Brief
Set down each record exactly as written.

Provided records
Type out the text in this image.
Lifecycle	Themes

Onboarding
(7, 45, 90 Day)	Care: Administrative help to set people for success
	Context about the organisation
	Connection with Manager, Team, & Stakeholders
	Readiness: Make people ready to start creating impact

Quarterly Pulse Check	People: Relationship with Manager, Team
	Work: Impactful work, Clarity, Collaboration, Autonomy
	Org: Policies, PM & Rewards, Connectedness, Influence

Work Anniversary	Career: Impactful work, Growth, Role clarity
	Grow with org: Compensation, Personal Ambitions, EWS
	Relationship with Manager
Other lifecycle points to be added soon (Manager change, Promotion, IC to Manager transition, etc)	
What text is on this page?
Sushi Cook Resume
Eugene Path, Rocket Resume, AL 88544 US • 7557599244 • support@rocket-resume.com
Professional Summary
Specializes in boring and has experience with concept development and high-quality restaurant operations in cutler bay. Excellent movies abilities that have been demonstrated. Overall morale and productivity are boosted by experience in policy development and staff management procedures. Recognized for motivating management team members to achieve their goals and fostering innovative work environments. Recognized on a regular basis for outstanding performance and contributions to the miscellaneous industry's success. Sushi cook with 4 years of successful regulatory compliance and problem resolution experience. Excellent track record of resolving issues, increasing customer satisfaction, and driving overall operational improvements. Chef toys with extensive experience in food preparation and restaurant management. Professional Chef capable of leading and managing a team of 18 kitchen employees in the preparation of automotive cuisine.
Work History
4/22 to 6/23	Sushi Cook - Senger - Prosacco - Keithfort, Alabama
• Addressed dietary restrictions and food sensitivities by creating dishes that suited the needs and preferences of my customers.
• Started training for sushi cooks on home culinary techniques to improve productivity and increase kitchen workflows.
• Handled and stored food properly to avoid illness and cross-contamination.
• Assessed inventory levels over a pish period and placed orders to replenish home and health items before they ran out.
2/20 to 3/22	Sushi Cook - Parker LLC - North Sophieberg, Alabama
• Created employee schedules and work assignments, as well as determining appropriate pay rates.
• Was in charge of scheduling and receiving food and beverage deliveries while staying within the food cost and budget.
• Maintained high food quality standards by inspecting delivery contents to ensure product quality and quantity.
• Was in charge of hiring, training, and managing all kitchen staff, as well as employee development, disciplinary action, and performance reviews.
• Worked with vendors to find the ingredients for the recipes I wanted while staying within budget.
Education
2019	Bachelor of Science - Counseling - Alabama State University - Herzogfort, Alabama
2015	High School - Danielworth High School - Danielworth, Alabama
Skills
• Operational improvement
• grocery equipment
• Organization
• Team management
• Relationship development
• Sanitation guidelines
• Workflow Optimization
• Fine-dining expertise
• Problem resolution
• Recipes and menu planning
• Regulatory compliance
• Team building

Response to this exercise
Type out the text in this image.
Lifecycle	Themes

Onboarding
(7, 45, 90 Day)	Care: Administrative help to set people for success
	Context about the organisation
	Connection with Manager, Team, & Stakeholders
	Readiness: Make people ready to start creating impact

Quarterly Pulse Check	People: Relationship with Manager, Team
	Work: Impactful work, Clarity, Collaboration, Autonomy
	Org: Policies, PM & Rewards, Connectedness, Influence

Work Anniversary	Career: Impactful work, Growth, Role clarity
	Grow with org: Compensation, Personal Ambitions, EWS
	Relationship with Manager
Other lifecycle points to be added soon (Manager change, Promotion, IC to Manager transition, etc)	
What text is on this page?
Sushi Cook Resume
Eugene Path, Rocket Resume, AL 88544 US • 7557599244 • support@rocket-resume.com
Professional Summary
Specializes in boring and has experience with concept development and high-quality restaurant operations in cutler bay. Excellent movies abilities that have been demonstrated. Overall morale and productivity are boosted by experience in policy development and staff management procedures. Recognized for motivating management team members to achieve their goals and fostering innovative work environments. Recognized on a regular basis for outstanding performance and contributions to the miscellaneous industry's success. Sushi cook with 4 years of successful regulatory compliance and problem resolution experience. Excellent track record of resolving issues, increasing customer satisfaction, and driving overall operational improvements. Chef toys with extensive experience in food preparation and restaurant management. Professional Chef capable of leading and managing a team of 18 kitchen employees in the preparation of automotive cuisine.
Work History
4/22 to 6/23	Sushi Cook - Senger - Prosacco - Keithfort, Alabama
• Addressed dietary restrictions and food sensitivities by creating dishes that suited the needs and preferences of my customers.
• Started training for sushi cooks on home culinary techniques to improve productivity and increase kitchen workflows.
• Handled and stored food properly to avoid illness and cross-contamination.
• Assessed inventory levels over a pish period and placed orders to replenish home and health items before they ran out.
2/20 to 3/22	Sushi Cook - Parker LLC - North Sophieberg, Alabama
• Created employee schedules and work assignments, as well as determining appropriate pay rates.
• Was in charge of scheduling and receiving food and beverage deliveries while staying within the food cost and budget.
• Maintained high food quality standards by inspecting delivery contents to ensure product quality and quantity.
• Was in charge of hiring, training, and managing all kitchen staff, as well as employee development, disciplinary action, and performance reviews.
• Worked with vendors to find the ingredients for the recipes I wanted while staying within budget.
Education
2019	Bachelor of Science - Counseling - Alabama State University - Herzogfort, Alabama
2015	High School - Danielworth High School - Danielworth, Alabama
Skills
• Operational improvement
• grocery equipment
• Organization
• Team management
• Relationship development
• Sanitation guidelines
• Workflow Optimization
• Fine-dining expertise
• Problem resolution
• Recipes and menu planning
• Regulatory compliance
• Team building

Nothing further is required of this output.